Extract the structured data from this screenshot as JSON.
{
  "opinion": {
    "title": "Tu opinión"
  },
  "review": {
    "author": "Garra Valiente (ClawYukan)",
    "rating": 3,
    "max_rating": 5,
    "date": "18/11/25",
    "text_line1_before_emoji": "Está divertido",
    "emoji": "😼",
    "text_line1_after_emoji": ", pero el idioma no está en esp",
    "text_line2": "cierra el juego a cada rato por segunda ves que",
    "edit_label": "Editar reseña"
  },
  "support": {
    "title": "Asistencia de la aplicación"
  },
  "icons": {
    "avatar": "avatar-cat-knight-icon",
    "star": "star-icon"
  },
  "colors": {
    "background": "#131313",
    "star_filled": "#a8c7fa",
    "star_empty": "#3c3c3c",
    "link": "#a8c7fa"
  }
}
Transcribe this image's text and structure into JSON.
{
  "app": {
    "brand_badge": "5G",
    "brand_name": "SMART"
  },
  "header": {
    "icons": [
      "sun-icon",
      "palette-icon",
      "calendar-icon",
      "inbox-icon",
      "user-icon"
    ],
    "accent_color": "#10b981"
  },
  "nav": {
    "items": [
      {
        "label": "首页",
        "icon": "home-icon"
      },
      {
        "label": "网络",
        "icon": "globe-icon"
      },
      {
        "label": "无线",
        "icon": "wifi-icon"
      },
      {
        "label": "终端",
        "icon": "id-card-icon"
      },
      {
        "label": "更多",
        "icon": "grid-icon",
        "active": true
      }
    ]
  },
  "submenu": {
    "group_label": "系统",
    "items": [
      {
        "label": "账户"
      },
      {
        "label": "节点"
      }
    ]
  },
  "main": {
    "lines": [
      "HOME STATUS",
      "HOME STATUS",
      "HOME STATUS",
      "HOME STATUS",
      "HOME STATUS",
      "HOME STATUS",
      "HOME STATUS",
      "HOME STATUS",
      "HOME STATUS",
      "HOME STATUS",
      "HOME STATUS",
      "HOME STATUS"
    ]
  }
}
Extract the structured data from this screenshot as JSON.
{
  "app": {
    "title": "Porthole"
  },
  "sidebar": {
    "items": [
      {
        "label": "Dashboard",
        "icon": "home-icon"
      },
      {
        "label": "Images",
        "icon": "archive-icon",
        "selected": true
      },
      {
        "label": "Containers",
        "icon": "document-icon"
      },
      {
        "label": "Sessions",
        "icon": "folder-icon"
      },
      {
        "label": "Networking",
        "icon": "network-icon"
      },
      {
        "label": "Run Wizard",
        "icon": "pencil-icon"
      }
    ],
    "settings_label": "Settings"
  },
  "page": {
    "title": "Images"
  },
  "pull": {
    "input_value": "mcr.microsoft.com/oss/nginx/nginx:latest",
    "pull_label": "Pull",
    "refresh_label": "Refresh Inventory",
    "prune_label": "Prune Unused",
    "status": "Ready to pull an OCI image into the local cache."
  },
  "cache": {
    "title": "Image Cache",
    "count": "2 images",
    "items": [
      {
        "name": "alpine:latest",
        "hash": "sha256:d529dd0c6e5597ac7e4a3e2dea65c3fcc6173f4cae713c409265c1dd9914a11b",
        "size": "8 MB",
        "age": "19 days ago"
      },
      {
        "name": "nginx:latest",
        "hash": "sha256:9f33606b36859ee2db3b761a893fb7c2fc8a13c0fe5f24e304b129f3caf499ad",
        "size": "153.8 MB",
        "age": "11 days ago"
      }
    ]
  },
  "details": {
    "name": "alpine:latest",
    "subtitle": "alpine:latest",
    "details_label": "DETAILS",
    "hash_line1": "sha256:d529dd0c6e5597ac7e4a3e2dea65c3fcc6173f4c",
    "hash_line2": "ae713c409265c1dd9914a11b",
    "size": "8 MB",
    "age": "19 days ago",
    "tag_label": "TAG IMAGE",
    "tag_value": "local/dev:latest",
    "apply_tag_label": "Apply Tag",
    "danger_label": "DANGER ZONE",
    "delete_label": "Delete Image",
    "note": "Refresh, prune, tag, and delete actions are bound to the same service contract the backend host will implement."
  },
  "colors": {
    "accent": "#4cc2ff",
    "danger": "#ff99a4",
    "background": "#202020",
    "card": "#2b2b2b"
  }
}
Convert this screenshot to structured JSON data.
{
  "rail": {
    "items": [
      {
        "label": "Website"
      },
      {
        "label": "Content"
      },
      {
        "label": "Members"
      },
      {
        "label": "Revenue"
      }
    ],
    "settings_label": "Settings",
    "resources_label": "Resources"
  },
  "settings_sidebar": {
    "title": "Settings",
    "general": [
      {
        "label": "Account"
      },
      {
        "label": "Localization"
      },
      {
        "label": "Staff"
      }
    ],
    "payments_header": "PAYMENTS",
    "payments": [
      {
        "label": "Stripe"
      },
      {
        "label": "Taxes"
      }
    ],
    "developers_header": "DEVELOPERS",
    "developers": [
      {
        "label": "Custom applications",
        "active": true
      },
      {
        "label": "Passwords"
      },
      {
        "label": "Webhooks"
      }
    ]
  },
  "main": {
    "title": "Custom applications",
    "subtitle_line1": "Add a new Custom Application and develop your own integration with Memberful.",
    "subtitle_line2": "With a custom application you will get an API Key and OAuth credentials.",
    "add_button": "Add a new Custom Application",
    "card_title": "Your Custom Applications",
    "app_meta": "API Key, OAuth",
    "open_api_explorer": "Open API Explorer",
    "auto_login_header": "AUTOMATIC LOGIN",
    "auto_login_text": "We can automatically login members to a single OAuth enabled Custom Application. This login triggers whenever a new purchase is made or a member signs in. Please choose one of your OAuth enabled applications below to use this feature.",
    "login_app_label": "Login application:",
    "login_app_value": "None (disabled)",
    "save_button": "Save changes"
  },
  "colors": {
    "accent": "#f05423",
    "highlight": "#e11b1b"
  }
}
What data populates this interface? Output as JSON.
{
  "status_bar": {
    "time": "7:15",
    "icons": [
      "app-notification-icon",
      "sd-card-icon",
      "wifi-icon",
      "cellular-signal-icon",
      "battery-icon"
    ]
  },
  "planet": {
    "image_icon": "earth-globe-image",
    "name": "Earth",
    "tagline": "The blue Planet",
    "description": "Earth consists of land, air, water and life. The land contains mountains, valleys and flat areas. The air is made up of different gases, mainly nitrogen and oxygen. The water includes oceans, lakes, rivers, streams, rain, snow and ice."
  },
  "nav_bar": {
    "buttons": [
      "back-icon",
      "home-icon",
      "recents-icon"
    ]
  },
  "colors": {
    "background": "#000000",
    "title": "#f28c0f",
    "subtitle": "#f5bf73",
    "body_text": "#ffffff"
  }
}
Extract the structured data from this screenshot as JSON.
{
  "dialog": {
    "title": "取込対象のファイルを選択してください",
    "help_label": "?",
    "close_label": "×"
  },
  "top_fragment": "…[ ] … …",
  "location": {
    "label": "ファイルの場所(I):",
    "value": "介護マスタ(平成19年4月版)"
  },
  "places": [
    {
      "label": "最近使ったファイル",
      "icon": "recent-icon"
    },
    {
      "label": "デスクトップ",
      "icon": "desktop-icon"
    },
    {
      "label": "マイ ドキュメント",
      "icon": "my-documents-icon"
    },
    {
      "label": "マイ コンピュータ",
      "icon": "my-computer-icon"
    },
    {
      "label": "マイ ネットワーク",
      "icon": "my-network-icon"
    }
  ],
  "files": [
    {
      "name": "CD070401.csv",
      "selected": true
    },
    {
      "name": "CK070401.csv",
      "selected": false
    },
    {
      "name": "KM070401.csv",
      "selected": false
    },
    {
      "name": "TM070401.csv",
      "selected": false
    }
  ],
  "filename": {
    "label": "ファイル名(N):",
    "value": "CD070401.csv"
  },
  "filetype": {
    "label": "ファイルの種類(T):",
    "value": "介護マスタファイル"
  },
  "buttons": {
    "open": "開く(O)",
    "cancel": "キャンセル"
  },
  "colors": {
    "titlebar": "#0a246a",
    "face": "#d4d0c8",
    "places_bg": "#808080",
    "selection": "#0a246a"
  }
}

== == ==

▶ **EXERCISE BRIEF**
Look through the entries above for the word "latest". Copy every line where it shows up.

▶ **CORRECT RESPONSE**
    "input_value": "mcr.microsoft.com/oss/nginx/nginx:latest",
        "name": "alpine:latest",
        "name": "nginx:latest",
    "name": "alpine:latest",
    "subtitle": "alpine:latest",
    "tag_value": "local/dev:latest",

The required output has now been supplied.